Below are the records; copy each line in them that holds the word "points".

▶ _Data entries_:
___

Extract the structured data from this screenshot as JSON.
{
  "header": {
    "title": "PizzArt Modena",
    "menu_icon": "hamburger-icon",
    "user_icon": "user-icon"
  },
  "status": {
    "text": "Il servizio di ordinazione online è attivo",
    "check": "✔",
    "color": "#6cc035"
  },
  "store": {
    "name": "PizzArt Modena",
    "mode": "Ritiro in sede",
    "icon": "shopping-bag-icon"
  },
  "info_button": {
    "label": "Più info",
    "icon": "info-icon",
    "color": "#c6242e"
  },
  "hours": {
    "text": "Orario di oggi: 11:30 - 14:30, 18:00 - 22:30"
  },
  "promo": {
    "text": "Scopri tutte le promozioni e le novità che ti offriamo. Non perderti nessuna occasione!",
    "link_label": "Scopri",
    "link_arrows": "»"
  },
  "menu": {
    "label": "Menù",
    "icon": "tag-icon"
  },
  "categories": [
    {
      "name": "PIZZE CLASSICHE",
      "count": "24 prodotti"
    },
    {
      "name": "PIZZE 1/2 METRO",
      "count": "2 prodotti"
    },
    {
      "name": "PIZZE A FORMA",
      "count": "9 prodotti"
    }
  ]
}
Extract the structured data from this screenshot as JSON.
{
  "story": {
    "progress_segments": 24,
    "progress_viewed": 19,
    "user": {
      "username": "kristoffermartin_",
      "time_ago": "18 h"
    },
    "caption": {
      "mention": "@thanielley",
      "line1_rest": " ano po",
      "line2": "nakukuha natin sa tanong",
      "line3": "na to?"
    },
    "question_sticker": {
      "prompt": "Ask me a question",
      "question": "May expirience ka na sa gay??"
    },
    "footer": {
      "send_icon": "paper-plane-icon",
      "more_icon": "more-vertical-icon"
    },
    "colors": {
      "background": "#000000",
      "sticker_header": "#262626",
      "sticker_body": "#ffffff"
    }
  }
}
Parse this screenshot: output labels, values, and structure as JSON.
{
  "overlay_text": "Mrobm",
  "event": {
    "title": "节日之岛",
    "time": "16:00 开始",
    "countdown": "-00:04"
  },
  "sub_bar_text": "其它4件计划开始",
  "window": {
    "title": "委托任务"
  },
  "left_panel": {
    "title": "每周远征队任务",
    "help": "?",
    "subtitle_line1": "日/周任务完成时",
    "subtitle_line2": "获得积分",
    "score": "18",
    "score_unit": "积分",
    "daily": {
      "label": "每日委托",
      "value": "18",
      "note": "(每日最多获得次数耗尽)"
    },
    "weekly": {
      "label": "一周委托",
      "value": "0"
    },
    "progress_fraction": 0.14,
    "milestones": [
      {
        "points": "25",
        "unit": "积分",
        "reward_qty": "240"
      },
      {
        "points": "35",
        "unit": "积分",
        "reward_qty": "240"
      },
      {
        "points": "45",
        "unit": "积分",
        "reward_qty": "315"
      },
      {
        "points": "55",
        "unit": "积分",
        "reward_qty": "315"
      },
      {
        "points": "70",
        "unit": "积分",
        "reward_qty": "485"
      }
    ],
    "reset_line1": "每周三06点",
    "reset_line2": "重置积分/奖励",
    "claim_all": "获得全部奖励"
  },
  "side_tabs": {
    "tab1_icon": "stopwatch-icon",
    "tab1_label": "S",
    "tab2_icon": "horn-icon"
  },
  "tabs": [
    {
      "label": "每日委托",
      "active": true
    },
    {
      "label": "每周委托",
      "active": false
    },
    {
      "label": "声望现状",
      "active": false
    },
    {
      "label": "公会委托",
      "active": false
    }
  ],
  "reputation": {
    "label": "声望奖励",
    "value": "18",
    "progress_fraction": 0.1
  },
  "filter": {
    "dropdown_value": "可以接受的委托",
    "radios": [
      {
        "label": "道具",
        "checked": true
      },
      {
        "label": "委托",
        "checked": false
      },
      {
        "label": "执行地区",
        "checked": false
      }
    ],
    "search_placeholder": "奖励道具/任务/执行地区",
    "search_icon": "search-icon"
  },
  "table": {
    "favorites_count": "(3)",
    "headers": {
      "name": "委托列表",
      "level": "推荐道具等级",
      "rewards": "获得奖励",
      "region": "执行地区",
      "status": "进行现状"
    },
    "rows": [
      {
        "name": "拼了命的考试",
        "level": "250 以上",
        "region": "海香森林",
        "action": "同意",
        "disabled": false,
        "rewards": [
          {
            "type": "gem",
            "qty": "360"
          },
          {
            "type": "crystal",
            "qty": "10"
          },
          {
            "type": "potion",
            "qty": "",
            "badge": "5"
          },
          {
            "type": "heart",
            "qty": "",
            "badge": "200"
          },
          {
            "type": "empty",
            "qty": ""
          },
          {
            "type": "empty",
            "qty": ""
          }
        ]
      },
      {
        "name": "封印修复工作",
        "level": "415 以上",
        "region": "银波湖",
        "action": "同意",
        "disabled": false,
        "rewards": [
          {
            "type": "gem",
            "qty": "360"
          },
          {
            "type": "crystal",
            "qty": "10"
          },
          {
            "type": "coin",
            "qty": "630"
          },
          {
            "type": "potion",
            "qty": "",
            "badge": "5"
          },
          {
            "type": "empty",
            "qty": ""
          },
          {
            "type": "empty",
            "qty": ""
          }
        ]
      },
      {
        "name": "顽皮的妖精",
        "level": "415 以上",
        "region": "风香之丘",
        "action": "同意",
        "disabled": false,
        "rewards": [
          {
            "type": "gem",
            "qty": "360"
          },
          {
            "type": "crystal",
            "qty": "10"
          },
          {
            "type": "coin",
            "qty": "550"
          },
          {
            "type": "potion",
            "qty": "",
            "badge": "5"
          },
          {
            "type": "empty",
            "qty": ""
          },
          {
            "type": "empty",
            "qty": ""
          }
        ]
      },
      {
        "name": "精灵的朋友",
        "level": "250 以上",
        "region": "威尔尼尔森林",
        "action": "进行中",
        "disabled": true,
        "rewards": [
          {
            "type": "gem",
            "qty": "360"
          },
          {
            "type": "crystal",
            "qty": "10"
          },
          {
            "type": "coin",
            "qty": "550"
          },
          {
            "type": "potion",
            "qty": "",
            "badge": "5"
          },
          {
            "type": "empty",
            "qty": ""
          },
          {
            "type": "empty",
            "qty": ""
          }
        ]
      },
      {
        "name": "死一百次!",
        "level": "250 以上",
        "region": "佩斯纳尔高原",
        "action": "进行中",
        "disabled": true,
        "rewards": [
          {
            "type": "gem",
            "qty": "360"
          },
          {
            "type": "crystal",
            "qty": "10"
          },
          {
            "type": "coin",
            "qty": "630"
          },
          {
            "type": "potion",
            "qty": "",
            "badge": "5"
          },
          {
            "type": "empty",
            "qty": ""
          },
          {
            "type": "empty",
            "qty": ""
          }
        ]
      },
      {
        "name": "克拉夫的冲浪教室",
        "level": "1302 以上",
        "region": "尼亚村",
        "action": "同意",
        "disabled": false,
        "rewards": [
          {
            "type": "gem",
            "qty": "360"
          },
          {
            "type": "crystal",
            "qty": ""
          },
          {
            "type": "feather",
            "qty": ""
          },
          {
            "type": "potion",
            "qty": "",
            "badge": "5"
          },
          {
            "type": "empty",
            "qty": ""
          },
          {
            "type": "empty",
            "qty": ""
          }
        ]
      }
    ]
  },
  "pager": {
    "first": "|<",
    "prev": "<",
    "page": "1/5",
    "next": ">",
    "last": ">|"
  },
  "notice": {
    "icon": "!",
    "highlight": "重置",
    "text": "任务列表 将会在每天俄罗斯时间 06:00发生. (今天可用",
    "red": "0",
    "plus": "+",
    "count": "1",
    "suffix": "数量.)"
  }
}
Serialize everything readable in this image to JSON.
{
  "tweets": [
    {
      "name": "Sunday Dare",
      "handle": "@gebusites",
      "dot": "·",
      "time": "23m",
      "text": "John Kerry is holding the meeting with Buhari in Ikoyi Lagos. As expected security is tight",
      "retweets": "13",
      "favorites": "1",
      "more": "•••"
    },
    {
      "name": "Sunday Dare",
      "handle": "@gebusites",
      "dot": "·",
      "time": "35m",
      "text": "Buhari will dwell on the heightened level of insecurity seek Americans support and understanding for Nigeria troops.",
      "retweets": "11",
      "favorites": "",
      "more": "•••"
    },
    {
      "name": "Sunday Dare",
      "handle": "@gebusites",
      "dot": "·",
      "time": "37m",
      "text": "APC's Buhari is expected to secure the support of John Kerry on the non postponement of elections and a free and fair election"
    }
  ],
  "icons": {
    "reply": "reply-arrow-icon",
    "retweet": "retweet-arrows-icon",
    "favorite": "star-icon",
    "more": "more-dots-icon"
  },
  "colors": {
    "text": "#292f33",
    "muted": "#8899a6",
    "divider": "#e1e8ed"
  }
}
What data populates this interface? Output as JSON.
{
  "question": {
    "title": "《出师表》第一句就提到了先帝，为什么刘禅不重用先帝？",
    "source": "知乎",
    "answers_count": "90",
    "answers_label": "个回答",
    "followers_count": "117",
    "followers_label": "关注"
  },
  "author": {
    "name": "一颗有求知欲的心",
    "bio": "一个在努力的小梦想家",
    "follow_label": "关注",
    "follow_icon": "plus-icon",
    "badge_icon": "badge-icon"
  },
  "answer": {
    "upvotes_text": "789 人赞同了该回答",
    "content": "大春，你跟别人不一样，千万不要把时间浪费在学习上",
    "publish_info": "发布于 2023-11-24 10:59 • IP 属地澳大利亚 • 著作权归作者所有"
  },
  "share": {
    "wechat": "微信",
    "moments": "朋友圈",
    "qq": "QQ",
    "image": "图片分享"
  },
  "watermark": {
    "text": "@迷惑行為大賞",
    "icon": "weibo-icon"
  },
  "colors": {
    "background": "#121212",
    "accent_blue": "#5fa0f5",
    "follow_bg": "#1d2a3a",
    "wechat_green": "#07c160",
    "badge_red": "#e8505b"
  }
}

___

▶ _Task result_:
        "points": "25",
        "points": "35",
        "points": "45",
        "points": "55",
        "points": "70",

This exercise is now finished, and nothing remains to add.